→ **DESCRIPTION OF THE TASK**
Scan the records and identify every line in which the string "التريلية" occurs, then return those lines.

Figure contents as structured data
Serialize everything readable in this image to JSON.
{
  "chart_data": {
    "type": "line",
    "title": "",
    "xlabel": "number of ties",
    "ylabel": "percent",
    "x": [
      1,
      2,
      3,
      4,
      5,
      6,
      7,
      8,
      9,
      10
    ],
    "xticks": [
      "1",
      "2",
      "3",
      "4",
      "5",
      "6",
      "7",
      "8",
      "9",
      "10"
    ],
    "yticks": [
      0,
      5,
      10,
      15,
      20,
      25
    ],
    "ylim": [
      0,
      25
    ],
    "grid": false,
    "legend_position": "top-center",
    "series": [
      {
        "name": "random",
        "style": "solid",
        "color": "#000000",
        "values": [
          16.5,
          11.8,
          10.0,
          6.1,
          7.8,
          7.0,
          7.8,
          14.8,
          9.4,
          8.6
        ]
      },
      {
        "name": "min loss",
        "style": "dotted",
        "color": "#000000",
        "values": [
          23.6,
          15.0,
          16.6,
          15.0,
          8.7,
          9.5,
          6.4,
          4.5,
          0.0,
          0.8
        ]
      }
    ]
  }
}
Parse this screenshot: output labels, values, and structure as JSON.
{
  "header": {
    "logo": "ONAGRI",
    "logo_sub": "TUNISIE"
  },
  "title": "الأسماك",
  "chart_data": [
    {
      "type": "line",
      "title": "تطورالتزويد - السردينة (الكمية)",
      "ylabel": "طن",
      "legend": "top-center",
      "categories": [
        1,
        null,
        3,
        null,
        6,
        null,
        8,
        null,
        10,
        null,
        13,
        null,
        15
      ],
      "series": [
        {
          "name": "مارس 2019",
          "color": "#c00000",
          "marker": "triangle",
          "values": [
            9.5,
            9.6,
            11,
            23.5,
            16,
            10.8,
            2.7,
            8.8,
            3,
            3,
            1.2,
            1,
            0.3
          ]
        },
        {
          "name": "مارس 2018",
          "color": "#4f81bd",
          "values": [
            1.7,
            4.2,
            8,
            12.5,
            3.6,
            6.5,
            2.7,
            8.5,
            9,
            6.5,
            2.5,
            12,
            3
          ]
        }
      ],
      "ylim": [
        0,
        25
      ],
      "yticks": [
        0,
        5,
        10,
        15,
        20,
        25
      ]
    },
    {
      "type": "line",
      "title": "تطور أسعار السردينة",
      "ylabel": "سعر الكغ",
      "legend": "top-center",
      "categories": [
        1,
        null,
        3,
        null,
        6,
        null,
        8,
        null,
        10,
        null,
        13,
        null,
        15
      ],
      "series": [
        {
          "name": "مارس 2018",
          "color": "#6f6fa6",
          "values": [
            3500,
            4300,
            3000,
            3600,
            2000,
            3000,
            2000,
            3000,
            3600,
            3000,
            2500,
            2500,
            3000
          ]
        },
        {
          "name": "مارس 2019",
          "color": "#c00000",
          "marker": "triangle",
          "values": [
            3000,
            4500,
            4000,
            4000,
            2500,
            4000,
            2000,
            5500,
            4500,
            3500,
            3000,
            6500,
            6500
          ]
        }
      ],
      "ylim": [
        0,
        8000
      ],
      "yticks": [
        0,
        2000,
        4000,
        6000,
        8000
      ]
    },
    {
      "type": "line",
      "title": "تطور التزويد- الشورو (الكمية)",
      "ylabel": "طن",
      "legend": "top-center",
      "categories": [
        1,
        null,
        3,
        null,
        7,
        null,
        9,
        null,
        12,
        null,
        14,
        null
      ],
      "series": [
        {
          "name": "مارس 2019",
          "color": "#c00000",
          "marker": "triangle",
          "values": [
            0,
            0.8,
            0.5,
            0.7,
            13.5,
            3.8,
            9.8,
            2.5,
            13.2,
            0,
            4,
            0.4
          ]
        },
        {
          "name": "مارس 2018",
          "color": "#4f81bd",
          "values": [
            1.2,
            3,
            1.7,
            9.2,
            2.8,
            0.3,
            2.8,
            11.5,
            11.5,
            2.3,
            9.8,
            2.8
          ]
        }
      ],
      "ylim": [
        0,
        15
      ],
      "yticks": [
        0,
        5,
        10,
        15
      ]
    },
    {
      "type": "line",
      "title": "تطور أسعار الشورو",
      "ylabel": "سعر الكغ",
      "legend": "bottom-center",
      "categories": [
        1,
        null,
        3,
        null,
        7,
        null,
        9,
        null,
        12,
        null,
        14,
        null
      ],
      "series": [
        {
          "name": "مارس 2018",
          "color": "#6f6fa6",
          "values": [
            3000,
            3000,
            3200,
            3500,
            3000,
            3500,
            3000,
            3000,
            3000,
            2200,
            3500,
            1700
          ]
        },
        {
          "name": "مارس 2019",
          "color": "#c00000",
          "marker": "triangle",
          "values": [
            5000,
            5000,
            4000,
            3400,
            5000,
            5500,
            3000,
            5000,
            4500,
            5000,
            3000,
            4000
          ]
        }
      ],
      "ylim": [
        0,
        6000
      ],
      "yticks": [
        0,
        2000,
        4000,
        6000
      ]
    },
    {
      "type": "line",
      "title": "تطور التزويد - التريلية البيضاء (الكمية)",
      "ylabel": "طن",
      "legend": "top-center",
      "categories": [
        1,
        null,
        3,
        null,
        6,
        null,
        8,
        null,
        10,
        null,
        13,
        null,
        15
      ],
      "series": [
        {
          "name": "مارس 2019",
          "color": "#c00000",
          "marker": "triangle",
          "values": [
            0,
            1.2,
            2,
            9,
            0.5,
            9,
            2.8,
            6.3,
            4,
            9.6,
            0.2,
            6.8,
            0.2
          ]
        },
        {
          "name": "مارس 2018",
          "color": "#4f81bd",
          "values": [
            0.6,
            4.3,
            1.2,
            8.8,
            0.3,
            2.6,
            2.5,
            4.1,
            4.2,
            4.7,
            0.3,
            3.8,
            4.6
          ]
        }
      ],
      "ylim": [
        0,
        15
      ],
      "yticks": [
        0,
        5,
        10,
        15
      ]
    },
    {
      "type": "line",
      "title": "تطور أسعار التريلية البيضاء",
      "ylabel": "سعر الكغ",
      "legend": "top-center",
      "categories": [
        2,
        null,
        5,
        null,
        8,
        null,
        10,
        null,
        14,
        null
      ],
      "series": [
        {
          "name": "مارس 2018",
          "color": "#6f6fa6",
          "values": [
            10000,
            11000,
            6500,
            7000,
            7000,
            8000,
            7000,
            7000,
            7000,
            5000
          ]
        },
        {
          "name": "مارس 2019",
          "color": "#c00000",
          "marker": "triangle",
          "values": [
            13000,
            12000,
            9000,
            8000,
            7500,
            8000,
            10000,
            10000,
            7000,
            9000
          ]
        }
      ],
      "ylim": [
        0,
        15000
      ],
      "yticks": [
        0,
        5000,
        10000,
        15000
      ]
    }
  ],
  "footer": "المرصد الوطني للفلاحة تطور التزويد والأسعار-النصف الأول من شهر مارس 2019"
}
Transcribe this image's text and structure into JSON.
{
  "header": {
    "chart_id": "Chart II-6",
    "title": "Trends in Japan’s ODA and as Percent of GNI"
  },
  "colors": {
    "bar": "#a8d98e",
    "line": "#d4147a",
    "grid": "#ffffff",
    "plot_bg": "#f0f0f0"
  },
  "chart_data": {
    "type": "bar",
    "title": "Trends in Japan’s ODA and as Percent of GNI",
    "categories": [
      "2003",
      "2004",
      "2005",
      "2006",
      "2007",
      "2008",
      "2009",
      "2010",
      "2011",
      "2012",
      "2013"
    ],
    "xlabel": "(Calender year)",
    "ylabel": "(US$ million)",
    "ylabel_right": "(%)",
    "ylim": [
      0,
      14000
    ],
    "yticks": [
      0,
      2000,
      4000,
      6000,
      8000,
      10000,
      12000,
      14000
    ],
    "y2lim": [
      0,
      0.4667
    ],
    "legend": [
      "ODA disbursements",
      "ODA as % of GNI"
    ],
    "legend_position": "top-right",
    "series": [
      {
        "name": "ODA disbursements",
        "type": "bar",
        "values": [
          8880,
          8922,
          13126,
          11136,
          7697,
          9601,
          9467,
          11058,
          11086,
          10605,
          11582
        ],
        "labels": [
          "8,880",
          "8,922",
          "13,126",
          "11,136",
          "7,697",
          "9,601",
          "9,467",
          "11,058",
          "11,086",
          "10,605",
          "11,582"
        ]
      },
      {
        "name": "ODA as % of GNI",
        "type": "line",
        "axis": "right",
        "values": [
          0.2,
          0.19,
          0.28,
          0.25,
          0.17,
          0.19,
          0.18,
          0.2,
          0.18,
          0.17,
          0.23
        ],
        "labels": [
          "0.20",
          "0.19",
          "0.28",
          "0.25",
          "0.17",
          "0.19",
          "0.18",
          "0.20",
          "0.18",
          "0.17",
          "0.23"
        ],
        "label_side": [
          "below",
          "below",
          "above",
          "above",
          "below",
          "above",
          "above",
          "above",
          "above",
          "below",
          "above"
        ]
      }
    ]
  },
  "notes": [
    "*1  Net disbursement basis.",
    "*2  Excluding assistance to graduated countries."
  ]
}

→ **OUTPUT OF THE TASK**
      "title": "تطور التزويد - التريلية البيضاء (الكمية)",
      "title": "تطور أسعار التريلية البيضاء",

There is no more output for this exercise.